Every line below must be reproduced exactly. Copy them all.

* [Data for processing]:
>> Begin

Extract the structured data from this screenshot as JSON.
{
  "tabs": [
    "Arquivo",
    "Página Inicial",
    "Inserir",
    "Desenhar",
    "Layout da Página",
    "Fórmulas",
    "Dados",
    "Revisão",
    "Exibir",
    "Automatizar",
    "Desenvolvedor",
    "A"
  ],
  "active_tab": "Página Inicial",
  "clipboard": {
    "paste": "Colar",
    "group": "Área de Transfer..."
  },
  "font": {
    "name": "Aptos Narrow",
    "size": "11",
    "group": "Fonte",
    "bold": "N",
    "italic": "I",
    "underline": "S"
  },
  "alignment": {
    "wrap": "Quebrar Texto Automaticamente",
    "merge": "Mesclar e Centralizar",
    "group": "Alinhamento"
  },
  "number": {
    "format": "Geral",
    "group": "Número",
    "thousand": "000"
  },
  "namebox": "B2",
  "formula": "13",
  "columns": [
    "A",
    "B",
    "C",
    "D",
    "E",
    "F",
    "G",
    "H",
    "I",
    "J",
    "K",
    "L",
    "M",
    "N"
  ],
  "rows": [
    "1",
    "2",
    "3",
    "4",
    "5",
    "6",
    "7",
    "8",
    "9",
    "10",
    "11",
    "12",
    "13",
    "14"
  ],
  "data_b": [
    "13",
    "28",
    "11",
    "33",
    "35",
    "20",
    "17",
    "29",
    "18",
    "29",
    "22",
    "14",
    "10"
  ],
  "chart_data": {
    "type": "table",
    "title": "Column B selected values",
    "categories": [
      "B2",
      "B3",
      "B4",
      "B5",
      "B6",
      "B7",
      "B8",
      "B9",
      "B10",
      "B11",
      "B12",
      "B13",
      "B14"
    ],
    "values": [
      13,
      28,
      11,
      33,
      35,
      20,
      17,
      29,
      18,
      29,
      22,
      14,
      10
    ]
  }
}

>> End

* [Exercise solution]:
Extract the structured data from this screenshot as JSON.
{
  "tabs": [
    "Arquivo",
    "Página Inicial",
    "Inserir",
    "Desenhar",
    "Layout da Página",
    "Fórmulas",
    "Dados",
    "Revisão",
    "Exibir",
    "Automatizar",
    "Desenvolvedor",
    "A"
  ],
  "active_tab": "Página Inicial",
  "clipboard": {
    "paste": "Colar",
    "group": "Área de Transfer..."
  },
  "font": {
    "name": "Aptos Narrow",
    "size": "11",
    "group": "Fonte",
    "bold": "N",
    "italic": "I",
    "underline": "S"
  },
  "alignment": {
    "wrap": "Quebrar Texto Automaticamente",
    "merge": "Mesclar e Centralizar",
    "group": "Alinhamento"
  },
  "number": {
    "format": "Geral",
    "group": "Número",
    "thousand": "000"
  },
  "namebox": "B2",
  "formula": "13",
  "columns": [
    "A",
    "B",
    "C",
    "D",
    "E",
    "F",
    "G",
    "H",
    "I",
    "J",
    "K",
    "L",
    "M",
    "N"
  ],
  "rows": [
    "1",
    "2",
    "3",
    "4",
    "5",
    "6",
    "7",
    "8",
    "9",
    "10",
    "11",
    "12",
    "13",
    "14"
  ],
  "data_b": [
    "13",
    "28",
    "11",
    "33",
    "35",
    "20",
    "17",
    "29",
    "18",
    "29",
    "22",
    "14",
    "10"
  ],
  "chart_data": {
    "type": "table",
    "title": "Column B selected values",
    "categories": [
      "B2",
      "B3",
      "B4",
      "B5",
      "B6",
      "B7",
      "B8",
      "B9",
      "B10",
      "B11",
      "B12",
      "B13",
      "B14"
    ],
    "values": [
      13,
      28,
      11,
      33,
      35,
      20,
      17,
      29,
      18,
      29,
      22,
      14,
      10
    ]
  }
}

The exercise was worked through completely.